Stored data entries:
-- BEGIN --

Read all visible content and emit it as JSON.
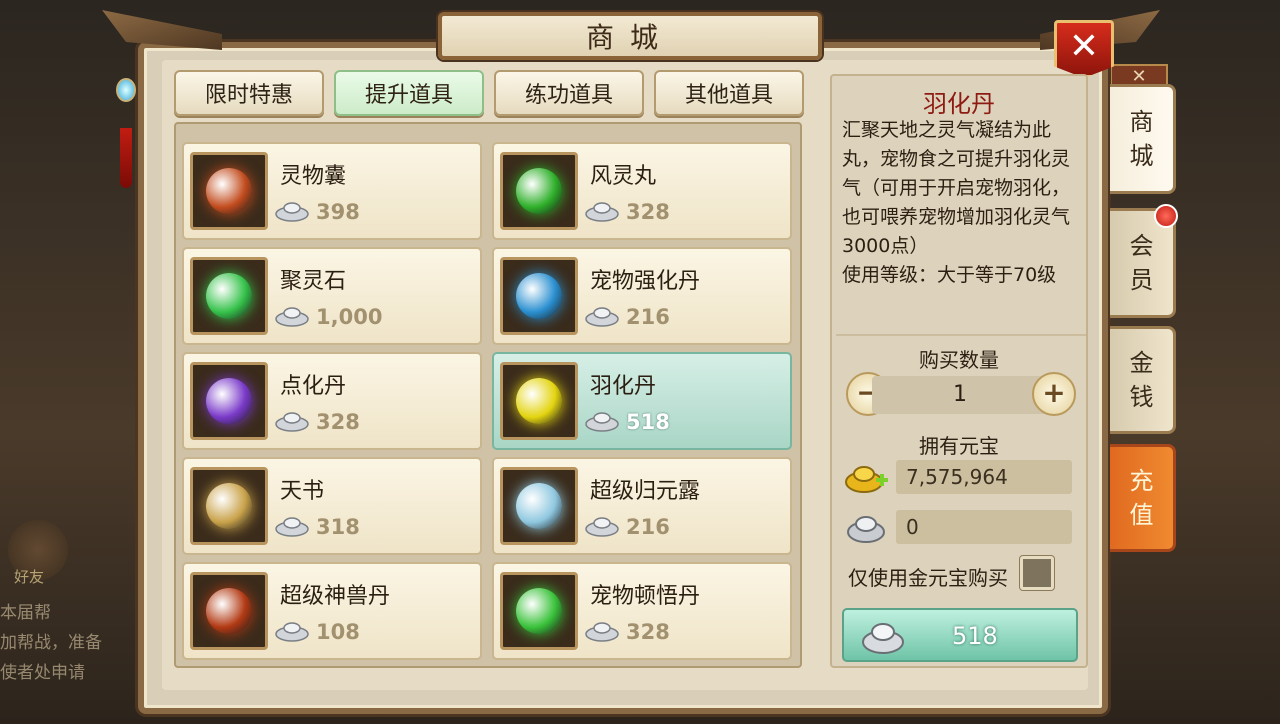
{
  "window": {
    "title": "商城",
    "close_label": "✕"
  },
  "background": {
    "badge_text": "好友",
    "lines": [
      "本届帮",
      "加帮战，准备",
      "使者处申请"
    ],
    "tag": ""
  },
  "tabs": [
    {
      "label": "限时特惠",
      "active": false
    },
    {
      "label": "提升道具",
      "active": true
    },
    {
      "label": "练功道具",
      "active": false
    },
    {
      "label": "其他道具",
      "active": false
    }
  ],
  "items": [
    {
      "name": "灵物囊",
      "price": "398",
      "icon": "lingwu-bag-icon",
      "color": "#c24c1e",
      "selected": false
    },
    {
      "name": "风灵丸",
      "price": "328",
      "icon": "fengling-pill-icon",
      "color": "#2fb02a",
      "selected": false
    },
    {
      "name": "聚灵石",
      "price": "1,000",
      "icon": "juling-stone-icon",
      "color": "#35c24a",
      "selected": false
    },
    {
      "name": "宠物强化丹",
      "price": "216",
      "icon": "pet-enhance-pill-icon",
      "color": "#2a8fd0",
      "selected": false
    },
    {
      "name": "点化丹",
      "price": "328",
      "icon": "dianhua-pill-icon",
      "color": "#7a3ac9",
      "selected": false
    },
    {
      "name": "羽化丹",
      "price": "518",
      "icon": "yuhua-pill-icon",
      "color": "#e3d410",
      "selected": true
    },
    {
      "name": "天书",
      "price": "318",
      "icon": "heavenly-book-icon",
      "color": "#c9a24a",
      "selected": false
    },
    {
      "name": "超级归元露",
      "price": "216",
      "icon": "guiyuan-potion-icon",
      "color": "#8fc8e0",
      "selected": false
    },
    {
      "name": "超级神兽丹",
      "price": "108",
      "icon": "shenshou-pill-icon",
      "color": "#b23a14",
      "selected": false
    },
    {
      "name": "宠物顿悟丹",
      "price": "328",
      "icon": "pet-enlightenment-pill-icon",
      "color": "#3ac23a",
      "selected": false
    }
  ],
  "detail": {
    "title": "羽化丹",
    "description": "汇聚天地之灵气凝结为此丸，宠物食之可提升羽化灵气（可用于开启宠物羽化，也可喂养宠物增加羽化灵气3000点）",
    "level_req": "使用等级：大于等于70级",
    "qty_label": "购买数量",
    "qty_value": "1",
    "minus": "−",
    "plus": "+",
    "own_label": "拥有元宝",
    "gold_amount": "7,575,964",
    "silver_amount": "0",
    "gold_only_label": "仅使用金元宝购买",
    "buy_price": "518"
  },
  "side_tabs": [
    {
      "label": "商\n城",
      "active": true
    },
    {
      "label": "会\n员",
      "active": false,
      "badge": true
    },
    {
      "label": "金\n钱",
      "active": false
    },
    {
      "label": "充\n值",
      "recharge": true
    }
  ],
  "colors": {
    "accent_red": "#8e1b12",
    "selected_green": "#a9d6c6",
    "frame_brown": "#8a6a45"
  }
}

-- END --

Problem:
Of the lines above, how many hold the string "pill"? Answer with only the number.

Right answer:
6